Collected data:
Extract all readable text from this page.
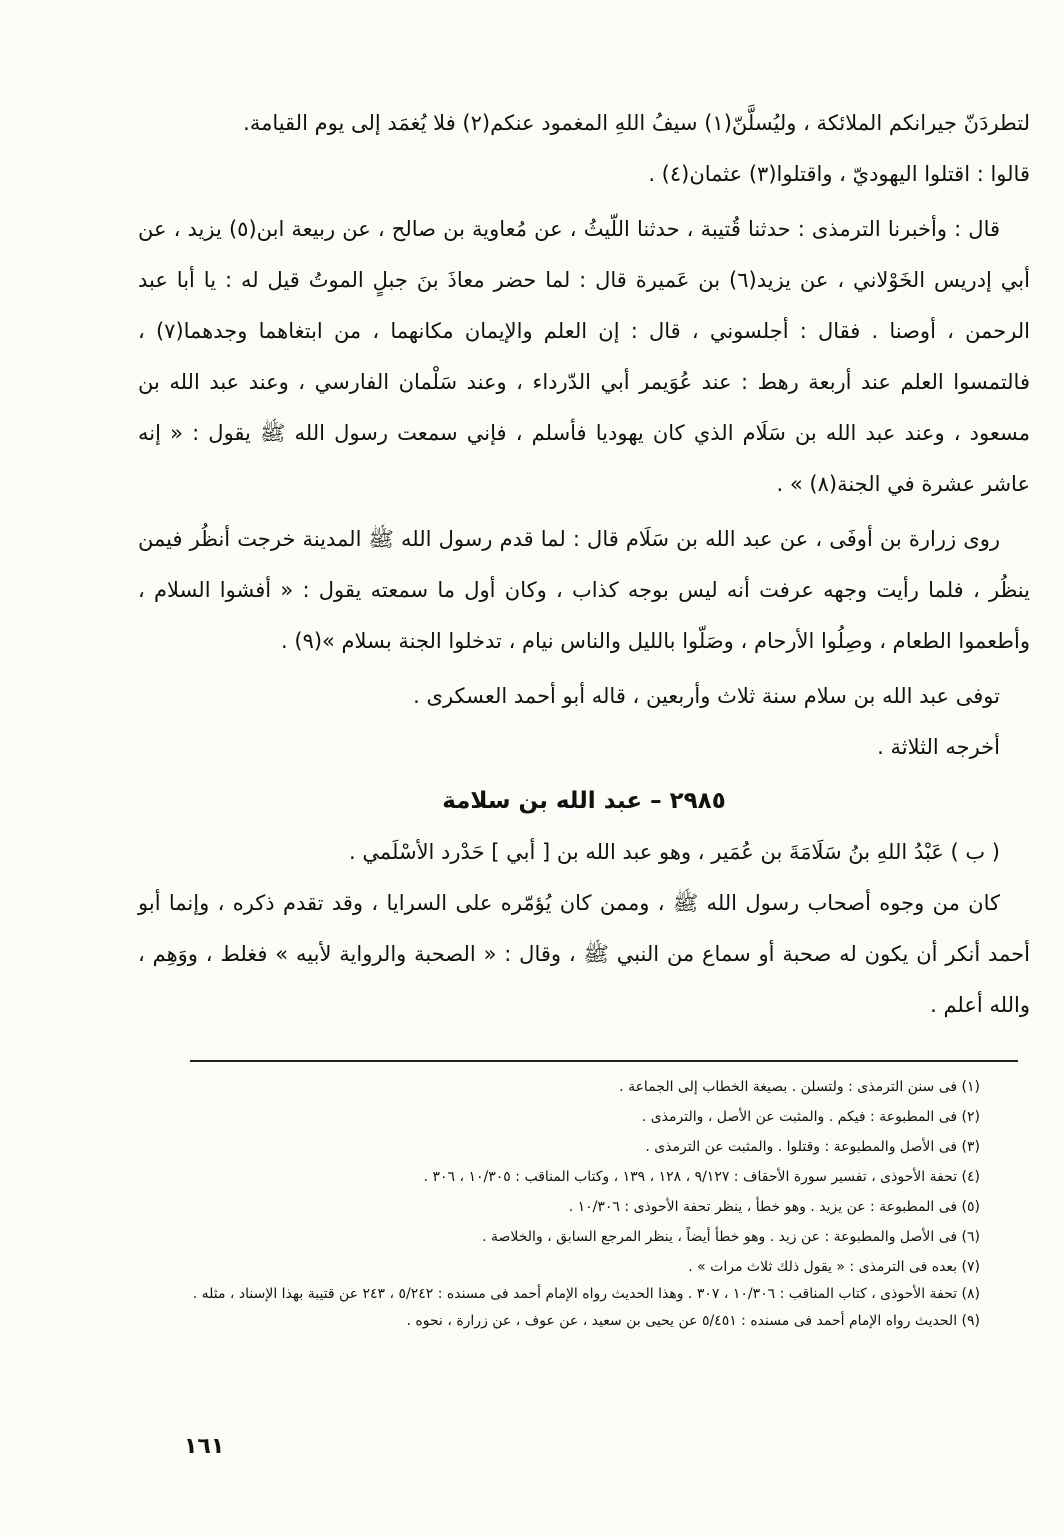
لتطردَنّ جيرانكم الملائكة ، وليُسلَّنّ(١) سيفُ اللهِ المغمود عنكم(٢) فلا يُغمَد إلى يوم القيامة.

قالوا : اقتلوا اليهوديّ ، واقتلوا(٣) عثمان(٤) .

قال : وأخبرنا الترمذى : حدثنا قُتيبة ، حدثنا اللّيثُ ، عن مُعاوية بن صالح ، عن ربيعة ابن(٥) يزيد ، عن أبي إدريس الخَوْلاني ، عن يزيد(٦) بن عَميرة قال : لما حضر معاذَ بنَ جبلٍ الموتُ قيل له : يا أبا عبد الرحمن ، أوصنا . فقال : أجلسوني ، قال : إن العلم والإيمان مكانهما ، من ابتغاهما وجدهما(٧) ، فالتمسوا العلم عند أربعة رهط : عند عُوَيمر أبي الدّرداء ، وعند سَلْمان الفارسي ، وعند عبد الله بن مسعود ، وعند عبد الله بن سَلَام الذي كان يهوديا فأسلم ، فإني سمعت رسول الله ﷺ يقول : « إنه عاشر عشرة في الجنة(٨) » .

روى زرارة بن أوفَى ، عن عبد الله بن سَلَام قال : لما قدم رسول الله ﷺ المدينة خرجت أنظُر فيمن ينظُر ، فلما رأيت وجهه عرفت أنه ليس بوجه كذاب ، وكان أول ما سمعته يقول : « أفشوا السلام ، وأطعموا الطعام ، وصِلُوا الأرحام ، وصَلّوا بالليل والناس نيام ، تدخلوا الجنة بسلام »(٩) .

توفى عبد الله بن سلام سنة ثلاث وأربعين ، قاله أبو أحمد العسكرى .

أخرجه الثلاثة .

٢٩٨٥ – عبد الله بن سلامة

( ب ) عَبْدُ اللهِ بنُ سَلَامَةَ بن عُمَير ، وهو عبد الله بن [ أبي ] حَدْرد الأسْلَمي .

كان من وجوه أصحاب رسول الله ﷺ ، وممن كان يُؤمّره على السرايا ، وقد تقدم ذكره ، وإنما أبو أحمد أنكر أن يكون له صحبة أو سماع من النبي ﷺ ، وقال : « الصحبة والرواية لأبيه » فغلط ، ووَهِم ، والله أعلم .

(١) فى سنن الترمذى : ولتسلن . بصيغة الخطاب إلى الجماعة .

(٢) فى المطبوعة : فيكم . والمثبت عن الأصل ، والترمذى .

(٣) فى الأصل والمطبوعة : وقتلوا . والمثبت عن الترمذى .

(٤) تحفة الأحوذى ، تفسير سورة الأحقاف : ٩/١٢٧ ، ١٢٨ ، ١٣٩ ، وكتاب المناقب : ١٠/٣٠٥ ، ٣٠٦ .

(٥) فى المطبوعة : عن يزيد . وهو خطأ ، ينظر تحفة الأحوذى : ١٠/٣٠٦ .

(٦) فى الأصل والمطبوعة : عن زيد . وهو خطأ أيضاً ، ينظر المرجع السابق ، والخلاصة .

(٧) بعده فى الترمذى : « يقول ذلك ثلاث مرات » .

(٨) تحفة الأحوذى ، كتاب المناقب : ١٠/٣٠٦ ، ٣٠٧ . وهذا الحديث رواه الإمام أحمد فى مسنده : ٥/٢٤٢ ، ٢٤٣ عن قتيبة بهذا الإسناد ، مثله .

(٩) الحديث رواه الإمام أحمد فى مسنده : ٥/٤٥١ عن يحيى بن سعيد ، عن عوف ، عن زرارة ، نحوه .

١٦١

Problem description: From the listing, extract all text exactly as given and drop any picture.

Solution below:
Extract all readable text from this page.
لتطردَنّ جيرانكم الملائكة ، وليُسلَّنّ(١) سيفُ اللهِ المغمود عنكم(٢) فلا يُغمَد إلى يوم القيامة.

قالوا : اقتلوا اليهوديّ ، واقتلوا(٣) عثمان(٤) .

قال : وأخبرنا الترمذى : حدثنا قُتيبة ، حدثنا اللّيثُ ، عن مُعاوية بن صالح ، عن ربيعة ابن(٥) يزيد ، عن أبي إدريس الخَوْلاني ، عن يزيد(٦) بن عَميرة قال : لما حضر معاذَ بنَ جبلٍ الموتُ قيل له : يا أبا عبد الرحمن ، أوصنا . فقال : أجلسوني ، قال : إن العلم والإيمان مكانهما ، من ابتغاهما وجدهما(٧) ، فالتمسوا العلم عند أربعة رهط : عند عُوَيمر أبي الدّرداء ، وعند سَلْمان الفارسي ، وعند عبد الله بن مسعود ، وعند عبد الله بن سَلَام الذي كان يهوديا فأسلم ، فإني سمعت رسول الله ﷺ يقول : « إنه عاشر عشرة في الجنة(٨) » .

روى زرارة بن أوفَى ، عن عبد الله بن سَلَام قال : لما قدم رسول الله ﷺ المدينة خرجت أنظُر فيمن ينظُر ، فلما رأيت وجهه عرفت أنه ليس بوجه كذاب ، وكان أول ما سمعته يقول : « أفشوا السلام ، وأطعموا الطعام ، وصِلُوا الأرحام ، وصَلّوا بالليل والناس نيام ، تدخلوا الجنة بسلام »(٩) .

توفى عبد الله بن سلام سنة ثلاث وأربعين ، قاله أبو أحمد العسكرى .

أخرجه الثلاثة .

٢٩٨٥ – عبد الله بن سلامة

( ب ) عَبْدُ اللهِ بنُ سَلَامَةَ بن عُمَير ، وهو عبد الله بن [ أبي ] حَدْرد الأسْلَمي .

كان من وجوه أصحاب رسول الله ﷺ ، وممن كان يُؤمّره على السرايا ، وقد تقدم ذكره ، وإنما أبو أحمد أنكر أن يكون له صحبة أو سماع من النبي ﷺ ، وقال : « الصحبة والرواية لأبيه » فغلط ، ووَهِم ، والله أعلم .

(١) فى سنن الترمذى : ولتسلن . بصيغة الخطاب إلى الجماعة .

(٢) فى المطبوعة : فيكم . والمثبت عن الأصل ، والترمذى .

(٣) فى الأصل والمطبوعة : وقتلوا . والمثبت عن الترمذى .

(٤) تحفة الأحوذى ، تفسير سورة الأحقاف : ٩/١٢٧ ، ١٢٨ ، ١٣٩ ، وكتاب المناقب : ١٠/٣٠٥ ، ٣٠٦ .

(٥) فى المطبوعة : عن يزيد . وهو خطأ ، ينظر تحفة الأحوذى : ١٠/٣٠٦ .

(٦) فى الأصل والمطبوعة : عن زيد . وهو خطأ أيضاً ، ينظر المرجع السابق ، والخلاصة .

(٧) بعده فى الترمذى : « يقول ذلك ثلاث مرات » .

(٨) تحفة الأحوذى ، كتاب المناقب : ١٠/٣٠٦ ، ٣٠٧ . وهذا الحديث رواه الإمام أحمد فى مسنده : ٥/٢٤٢ ، ٢٤٣ عن قتيبة بهذا الإسناد ، مثله .

(٩) الحديث رواه الإمام أحمد فى مسنده : ٥/٤٥١ عن يحيى بن سعيد ، عن عوف ، عن زرارة ، نحوه .

١٦١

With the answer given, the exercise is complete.